**What to produce:** Your job is to restate each entry word for word.

★ ★ ★ ★ ★ ★ ★

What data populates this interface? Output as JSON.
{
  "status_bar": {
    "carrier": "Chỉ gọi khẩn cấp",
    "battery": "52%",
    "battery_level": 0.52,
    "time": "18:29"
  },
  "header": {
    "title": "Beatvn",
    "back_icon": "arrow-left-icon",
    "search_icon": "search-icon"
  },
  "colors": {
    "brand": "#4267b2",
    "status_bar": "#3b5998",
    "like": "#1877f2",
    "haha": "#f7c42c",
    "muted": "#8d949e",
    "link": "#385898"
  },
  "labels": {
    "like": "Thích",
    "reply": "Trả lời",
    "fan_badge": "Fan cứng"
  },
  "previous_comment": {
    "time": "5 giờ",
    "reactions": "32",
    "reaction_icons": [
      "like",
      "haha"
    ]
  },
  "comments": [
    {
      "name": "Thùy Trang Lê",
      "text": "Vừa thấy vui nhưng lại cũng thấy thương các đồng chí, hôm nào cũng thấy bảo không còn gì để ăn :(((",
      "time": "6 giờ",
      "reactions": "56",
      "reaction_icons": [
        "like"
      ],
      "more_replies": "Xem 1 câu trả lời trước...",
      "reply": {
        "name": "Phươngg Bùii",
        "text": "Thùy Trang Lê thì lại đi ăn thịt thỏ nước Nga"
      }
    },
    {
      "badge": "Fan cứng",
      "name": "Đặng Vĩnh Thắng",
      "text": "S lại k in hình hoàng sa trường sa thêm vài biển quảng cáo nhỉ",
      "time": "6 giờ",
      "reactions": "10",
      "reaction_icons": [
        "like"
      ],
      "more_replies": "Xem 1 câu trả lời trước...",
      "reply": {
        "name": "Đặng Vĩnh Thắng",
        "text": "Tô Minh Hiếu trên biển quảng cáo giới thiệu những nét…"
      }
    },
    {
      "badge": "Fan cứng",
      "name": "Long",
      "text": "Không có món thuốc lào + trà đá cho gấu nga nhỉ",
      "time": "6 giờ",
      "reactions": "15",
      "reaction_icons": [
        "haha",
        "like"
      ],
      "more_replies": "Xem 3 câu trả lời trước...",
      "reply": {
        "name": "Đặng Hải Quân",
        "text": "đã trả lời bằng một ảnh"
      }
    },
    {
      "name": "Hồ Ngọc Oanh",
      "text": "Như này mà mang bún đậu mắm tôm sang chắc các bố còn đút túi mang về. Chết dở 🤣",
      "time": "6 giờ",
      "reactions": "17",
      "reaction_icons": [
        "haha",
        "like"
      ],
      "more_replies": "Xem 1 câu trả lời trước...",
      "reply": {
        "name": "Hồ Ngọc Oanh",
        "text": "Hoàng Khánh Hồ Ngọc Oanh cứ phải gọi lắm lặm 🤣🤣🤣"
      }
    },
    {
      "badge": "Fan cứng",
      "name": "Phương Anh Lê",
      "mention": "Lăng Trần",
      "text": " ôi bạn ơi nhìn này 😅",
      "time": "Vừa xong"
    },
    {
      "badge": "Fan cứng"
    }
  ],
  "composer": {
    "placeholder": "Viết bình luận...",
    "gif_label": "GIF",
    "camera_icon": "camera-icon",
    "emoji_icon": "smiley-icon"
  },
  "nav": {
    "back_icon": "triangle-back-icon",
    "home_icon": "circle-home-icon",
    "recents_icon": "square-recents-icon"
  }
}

★ ★ ★ ★ ★ ★ ★

**Response to the exercise:**
What data populates this interface? Output as JSON.
{
  "status_bar": {
    "carrier": "Chỉ gọi khẩn cấp",
    "battery": "52%",
    "battery_level": 0.52,
    "time": "18:29"
  },
  "header": {
    "title": "Beatvn",
    "back_icon": "arrow-left-icon",
    "search_icon": "search-icon"
  },
  "colors": {
    "brand": "#4267b2",
    "status_bar": "#3b5998",
    "like": "#1877f2",
    "haha": "#f7c42c",
    "muted": "#8d949e",
    "link": "#385898"
  },
  "labels": {
    "like": "Thích",
    "reply": "Trả lời",
    "fan_badge": "Fan cứng"
  },
  "previous_comment": {
    "time": "5 giờ",
    "reactions": "32",
    "reaction_icons": [
      "like",
      "haha"
    ]
  },
  "comments": [
    {
      "name": "Thùy Trang Lê",
      "text": "Vừa thấy vui nhưng lại cũng thấy thương các đồng chí, hôm nào cũng thấy bảo không còn gì để ăn :(((",
      "time": "6 giờ",
      "reactions": "56",
      "reaction_icons": [
        "like"
      ],
      "more_replies": "Xem 1 câu trả lời trước...",
      "reply": {
        "name": "Phươngg Bùii",
        "text": "Thùy Trang Lê thì lại đi ăn thịt thỏ nước Nga"
      }
    },
    {
      "badge": "Fan cứng",
      "name": "Đặng Vĩnh Thắng",
      "text": "S lại k in hình hoàng sa trường sa thêm vài biển quảng cáo nhỉ",
      "time": "6 giờ",
      "reactions": "10",
      "reaction_icons": [
        "like"
      ],
      "more_replies": "Xem 1 câu trả lời trước...",
      "reply": {
        "name": "Đặng Vĩnh Thắng",
        "text": "Tô Minh Hiếu trên biển quảng cáo giới thiệu những nét…"
      }
    },
    {
      "badge": "Fan cứng",
      "name": "Long",
      "text": "Không có món thuốc lào + trà đá cho gấu nga nhỉ",
      "time": "6 giờ",
      "reactions": "15",
      "reaction_icons": [
        "haha",
        "like"
      ],
      "more_replies": "Xem 3 câu trả lời trước...",
      "reply": {
        "name": "Đặng Hải Quân",
        "text": "đã trả lời bằng một ảnh"
      }
    },
    {
      "name": "Hồ Ngọc Oanh",
      "text": "Như này mà mang bún đậu mắm tôm sang chắc các bố còn đút túi mang về. Chết dở 🤣",
      "time": "6 giờ",
      "reactions": "17",
      "reaction_icons": [
        "haha",
        "like"
      ],
      "more_replies": "Xem 1 câu trả lời trước...",
      "reply": {
        "name": "Hồ Ngọc Oanh",
        "text": "Hoàng Khánh Hồ Ngọc Oanh cứ phải gọi lắm lặm 🤣🤣🤣"
      }
    },
    {
      "badge": "Fan cứng",
      "name": "Phương Anh Lê",
      "mention": "Lăng Trần",
      "text": " ôi bạn ơi nhìn này 😅",
      "time": "Vừa xong"
    },
    {
      "badge": "Fan cứng"
    }
  ],
  "composer": {
    "placeholder": "Viết bình luận...",
    "gif_label": "GIF",
    "camera_icon": "camera-icon",
    "emoji_icon": "smiley-icon"
  },
  "nav": {
    "back_icon": "triangle-back-icon",
    "home_icon": "circle-home-icon",
    "recents_icon": "square-recents-icon"
  }
}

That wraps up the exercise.